▶ Aim of the exercise: Count how many lines of the data below contain the string "연장자가"; the reply should be that number alone.

..............................

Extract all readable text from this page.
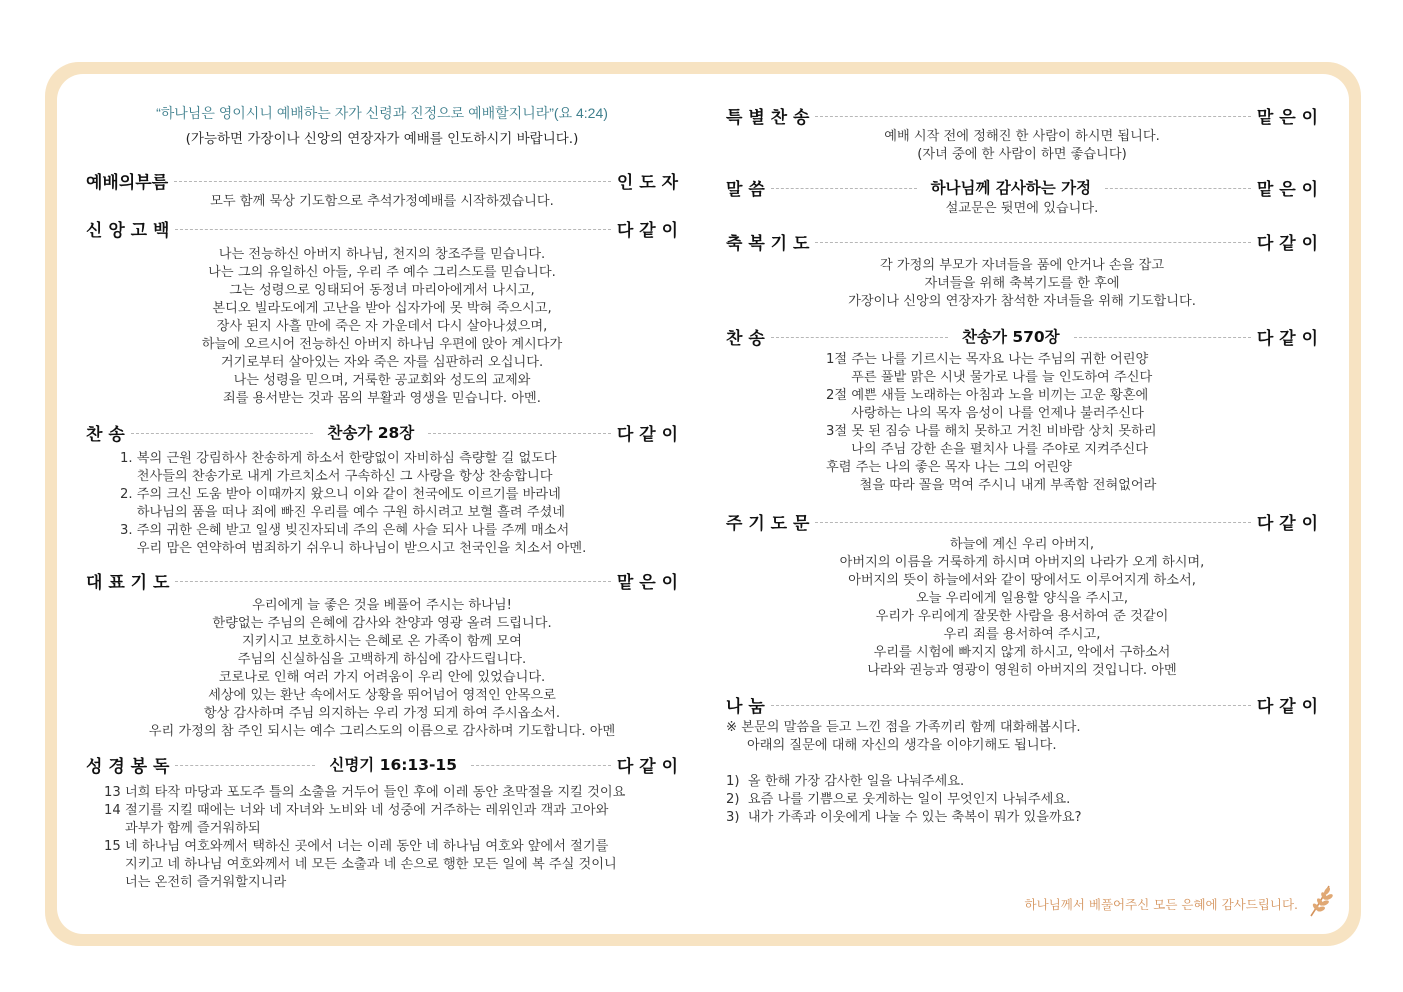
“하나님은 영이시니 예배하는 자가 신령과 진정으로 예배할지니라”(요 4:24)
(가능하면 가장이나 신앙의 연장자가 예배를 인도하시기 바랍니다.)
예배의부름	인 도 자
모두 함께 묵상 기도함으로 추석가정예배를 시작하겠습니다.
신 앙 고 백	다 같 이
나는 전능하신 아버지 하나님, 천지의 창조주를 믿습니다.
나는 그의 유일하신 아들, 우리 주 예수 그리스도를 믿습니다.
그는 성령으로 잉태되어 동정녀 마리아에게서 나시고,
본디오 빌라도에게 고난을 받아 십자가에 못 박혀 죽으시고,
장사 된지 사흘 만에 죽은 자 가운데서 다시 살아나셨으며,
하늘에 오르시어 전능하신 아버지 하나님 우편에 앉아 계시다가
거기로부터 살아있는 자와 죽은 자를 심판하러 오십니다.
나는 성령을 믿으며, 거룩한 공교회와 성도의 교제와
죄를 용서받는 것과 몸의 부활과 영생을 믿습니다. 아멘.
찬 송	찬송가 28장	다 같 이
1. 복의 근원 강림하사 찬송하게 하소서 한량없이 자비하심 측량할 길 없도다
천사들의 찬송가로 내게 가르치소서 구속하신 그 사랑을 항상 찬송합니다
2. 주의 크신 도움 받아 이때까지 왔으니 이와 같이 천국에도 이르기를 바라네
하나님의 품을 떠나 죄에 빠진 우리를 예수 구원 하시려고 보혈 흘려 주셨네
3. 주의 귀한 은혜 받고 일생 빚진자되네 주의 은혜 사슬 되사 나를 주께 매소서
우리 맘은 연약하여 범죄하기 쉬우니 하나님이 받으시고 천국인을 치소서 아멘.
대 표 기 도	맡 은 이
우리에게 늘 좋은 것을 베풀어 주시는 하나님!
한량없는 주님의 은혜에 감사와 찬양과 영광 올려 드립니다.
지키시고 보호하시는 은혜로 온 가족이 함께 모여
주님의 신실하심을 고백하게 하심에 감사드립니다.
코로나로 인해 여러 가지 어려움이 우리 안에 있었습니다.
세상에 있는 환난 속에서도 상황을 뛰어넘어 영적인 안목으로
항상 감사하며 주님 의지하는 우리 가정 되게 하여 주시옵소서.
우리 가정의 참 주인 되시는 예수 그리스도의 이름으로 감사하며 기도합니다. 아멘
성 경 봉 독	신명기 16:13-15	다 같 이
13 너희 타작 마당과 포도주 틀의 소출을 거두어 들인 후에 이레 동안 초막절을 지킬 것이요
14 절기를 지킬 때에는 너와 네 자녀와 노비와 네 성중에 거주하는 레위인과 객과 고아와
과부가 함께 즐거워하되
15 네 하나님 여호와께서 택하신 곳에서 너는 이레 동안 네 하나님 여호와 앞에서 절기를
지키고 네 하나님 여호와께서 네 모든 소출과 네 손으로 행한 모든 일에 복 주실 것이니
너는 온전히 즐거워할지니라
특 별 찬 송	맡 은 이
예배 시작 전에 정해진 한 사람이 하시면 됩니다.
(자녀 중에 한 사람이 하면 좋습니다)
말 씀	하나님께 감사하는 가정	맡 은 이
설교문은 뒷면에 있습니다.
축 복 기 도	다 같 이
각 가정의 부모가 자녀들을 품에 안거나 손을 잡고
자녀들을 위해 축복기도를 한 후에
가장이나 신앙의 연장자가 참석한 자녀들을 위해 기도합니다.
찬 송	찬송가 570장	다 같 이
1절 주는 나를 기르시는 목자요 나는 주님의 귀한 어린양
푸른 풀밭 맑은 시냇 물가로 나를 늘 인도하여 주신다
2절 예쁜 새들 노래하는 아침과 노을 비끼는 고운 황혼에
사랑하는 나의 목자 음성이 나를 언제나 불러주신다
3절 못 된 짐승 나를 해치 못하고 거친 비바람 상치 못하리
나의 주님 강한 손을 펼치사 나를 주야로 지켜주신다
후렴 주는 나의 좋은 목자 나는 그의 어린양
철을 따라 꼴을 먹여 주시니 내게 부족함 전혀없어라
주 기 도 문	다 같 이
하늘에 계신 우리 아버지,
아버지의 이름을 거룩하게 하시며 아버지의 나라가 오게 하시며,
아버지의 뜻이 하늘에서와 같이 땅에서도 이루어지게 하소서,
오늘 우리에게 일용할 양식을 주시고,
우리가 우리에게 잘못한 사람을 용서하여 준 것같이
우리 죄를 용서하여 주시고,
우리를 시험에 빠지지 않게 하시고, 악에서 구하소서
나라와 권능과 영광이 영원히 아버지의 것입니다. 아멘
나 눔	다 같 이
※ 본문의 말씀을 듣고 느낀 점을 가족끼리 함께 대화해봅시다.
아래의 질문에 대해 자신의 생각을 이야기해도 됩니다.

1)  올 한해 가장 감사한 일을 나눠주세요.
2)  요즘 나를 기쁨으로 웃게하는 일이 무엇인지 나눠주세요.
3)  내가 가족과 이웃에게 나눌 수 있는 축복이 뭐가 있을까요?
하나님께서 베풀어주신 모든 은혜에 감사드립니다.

..............................

▶ Solution: 2